* Task description: Locate every line in the records below that holds the word "neconomic" and return each one.

--- start Information given ---

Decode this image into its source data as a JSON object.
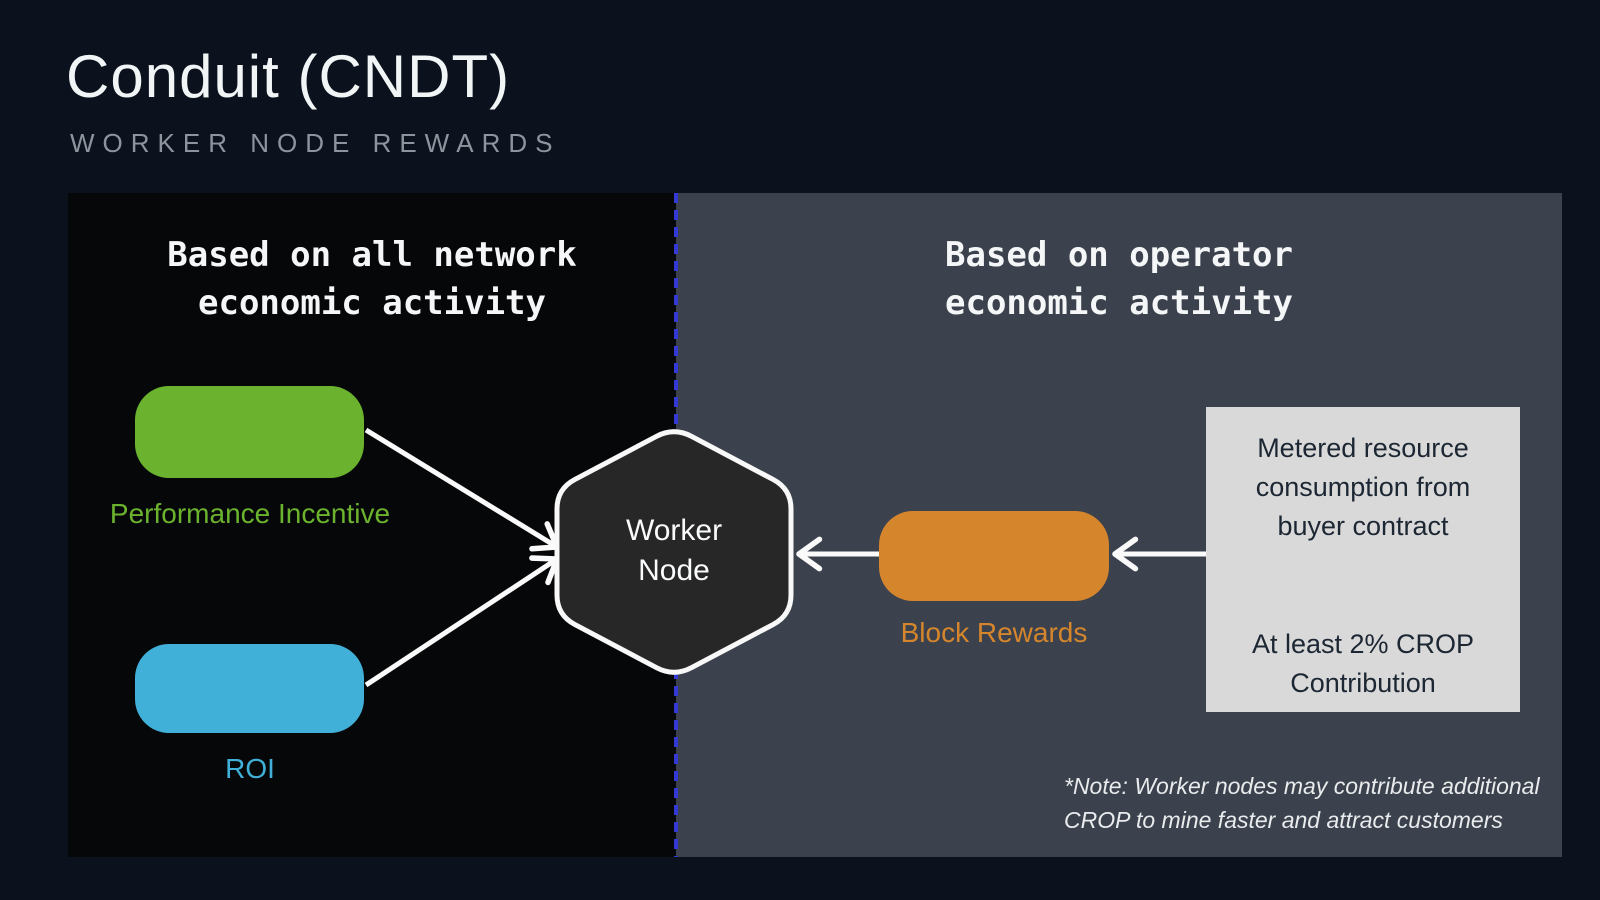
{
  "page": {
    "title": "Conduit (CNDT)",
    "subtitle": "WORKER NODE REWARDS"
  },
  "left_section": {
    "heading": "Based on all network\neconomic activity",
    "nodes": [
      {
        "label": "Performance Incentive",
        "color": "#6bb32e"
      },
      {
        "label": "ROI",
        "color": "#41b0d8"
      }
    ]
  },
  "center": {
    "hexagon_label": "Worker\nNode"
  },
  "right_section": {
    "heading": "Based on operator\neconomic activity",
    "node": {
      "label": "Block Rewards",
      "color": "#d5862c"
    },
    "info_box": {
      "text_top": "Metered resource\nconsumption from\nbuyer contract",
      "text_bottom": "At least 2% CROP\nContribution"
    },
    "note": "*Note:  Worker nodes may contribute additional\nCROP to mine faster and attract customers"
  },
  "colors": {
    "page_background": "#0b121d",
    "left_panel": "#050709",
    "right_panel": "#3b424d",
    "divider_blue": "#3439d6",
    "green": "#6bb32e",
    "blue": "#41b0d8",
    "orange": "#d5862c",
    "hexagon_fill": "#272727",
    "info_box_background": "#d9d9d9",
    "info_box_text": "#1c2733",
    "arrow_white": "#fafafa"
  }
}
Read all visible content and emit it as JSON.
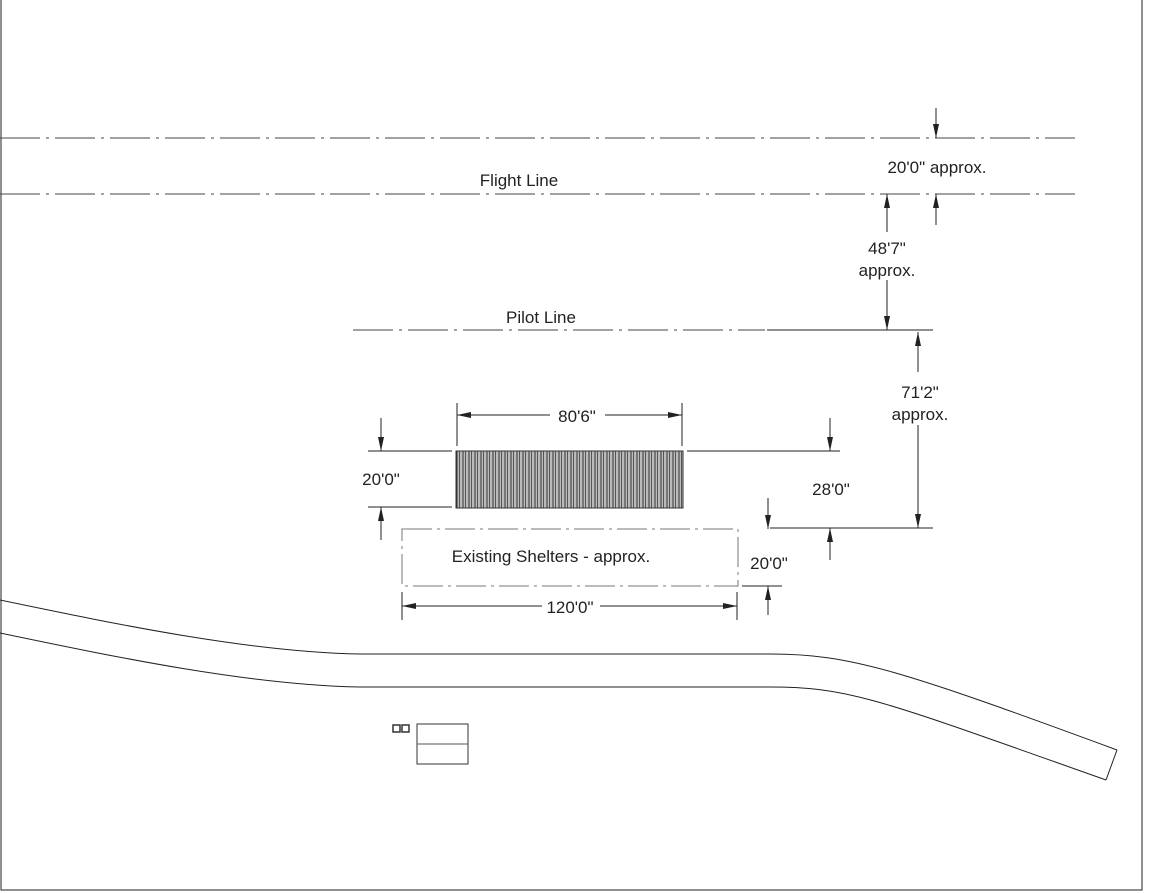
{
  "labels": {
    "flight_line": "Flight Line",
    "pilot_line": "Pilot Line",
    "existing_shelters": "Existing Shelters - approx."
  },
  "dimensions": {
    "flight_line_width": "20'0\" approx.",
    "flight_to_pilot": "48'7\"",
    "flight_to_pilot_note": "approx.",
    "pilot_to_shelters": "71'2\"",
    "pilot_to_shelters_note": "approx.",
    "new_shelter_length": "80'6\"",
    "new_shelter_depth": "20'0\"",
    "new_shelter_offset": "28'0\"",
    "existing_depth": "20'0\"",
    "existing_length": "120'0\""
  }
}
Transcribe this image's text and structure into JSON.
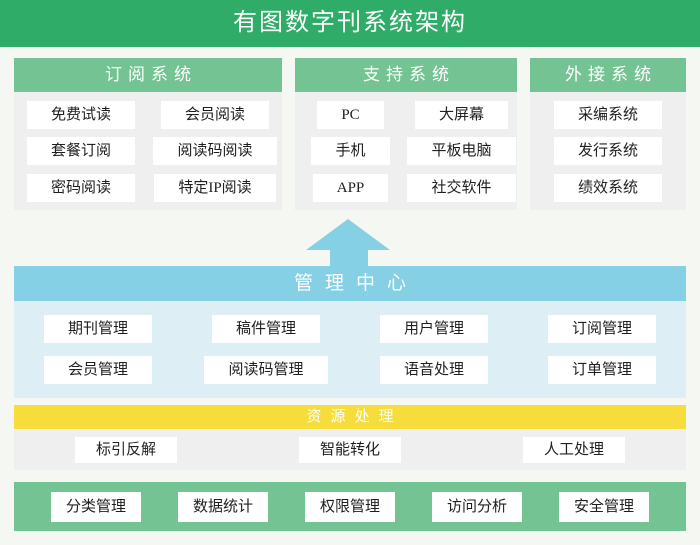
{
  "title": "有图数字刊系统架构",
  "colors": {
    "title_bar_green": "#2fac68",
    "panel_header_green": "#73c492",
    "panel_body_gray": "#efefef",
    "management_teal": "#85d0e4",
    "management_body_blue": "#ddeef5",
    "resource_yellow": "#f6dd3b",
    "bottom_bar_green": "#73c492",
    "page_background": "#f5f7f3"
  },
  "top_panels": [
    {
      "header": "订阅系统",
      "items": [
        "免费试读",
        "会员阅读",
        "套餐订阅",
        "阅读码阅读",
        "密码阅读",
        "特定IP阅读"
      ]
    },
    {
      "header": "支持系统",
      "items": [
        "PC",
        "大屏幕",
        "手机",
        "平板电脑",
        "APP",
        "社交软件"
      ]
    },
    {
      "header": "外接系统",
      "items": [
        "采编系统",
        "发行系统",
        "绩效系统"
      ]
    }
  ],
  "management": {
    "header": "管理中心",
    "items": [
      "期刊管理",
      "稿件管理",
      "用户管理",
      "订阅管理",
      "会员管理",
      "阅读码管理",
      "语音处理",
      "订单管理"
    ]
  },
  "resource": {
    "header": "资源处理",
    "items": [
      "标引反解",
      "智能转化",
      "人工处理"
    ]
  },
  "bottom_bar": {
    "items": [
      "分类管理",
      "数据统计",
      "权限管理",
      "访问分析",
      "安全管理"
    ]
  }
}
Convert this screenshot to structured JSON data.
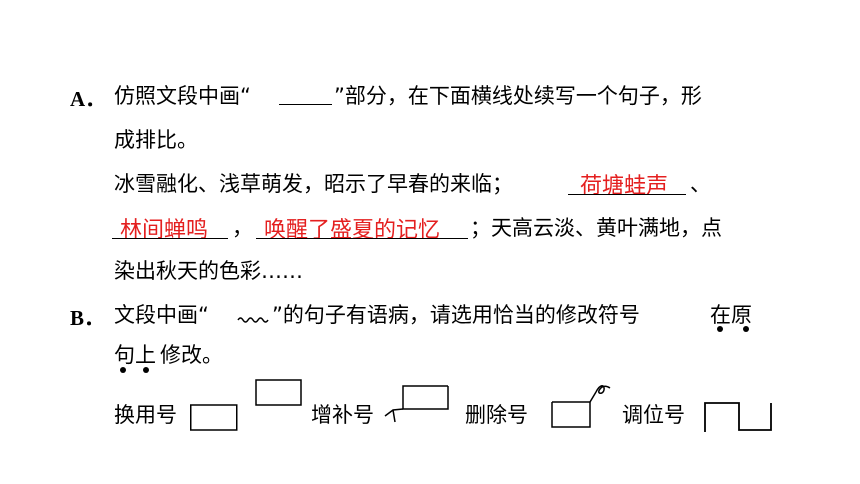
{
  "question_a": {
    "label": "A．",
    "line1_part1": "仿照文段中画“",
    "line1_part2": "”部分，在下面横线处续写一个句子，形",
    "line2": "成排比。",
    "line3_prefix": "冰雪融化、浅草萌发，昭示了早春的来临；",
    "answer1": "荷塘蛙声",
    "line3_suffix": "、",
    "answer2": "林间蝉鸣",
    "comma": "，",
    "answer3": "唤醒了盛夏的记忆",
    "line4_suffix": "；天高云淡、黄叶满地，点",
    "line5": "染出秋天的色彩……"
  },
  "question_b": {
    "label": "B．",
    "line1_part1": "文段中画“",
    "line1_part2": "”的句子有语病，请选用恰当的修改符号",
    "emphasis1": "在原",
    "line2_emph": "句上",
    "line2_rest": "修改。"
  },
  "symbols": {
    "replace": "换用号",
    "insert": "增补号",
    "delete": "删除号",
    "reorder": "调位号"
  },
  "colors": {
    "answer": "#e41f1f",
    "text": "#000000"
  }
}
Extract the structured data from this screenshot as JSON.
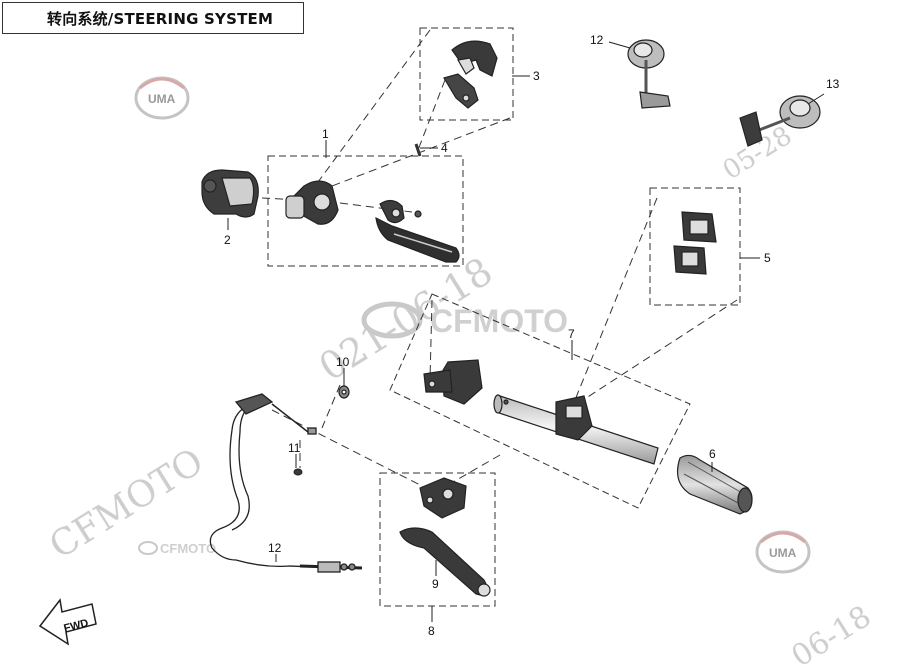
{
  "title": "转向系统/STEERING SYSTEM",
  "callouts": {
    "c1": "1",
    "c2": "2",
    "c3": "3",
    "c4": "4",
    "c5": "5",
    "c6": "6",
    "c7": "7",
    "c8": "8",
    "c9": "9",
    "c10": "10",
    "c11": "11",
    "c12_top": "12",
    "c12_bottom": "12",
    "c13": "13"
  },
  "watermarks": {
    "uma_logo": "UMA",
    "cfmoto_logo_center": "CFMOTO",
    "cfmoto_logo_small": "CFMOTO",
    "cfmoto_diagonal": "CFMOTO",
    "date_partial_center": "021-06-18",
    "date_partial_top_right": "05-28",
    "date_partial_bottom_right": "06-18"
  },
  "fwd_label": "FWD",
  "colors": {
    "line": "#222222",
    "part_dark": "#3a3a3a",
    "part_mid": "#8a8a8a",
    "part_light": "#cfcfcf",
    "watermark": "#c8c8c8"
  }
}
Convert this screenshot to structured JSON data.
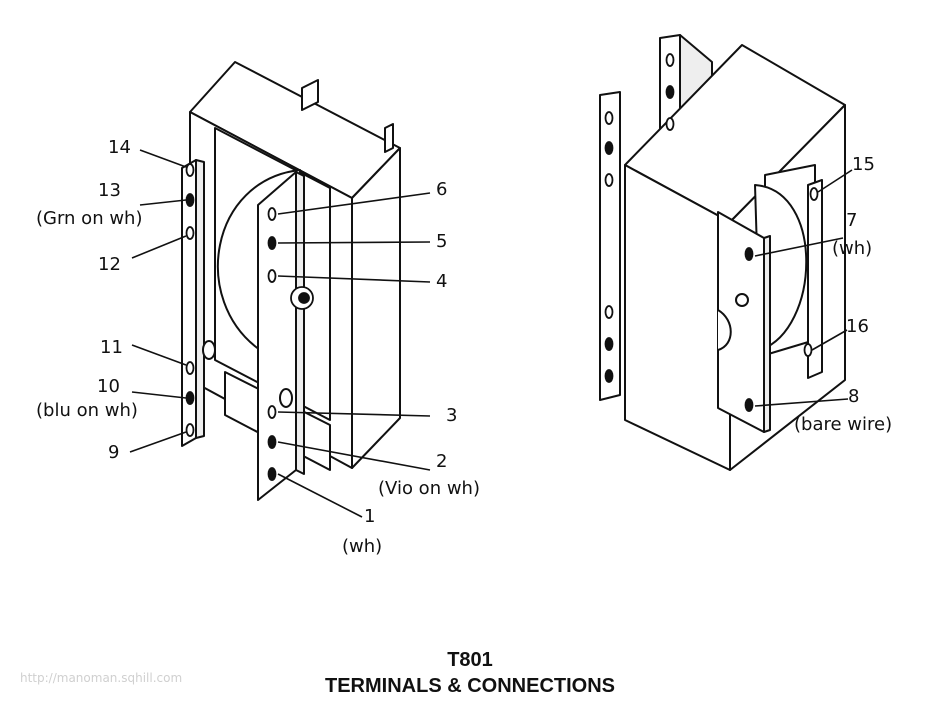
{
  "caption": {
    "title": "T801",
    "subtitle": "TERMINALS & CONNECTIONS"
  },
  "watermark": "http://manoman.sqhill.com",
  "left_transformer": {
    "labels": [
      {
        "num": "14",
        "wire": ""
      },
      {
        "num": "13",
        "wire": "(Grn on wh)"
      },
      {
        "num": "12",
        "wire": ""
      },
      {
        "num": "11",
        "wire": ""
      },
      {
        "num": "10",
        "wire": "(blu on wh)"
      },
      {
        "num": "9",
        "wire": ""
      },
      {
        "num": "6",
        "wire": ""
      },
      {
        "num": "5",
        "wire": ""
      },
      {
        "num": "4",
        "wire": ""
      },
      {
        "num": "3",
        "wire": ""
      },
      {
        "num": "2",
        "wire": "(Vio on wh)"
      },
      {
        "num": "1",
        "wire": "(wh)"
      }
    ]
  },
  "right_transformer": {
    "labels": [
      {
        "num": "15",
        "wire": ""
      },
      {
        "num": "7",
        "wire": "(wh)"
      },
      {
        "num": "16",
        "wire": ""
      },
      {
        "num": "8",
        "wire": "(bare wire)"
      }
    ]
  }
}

--- end Information given ---

* Task output:
    "heading": "Based on all network\neconomic activity",
    "heading": "Based on operator\neconomic activity",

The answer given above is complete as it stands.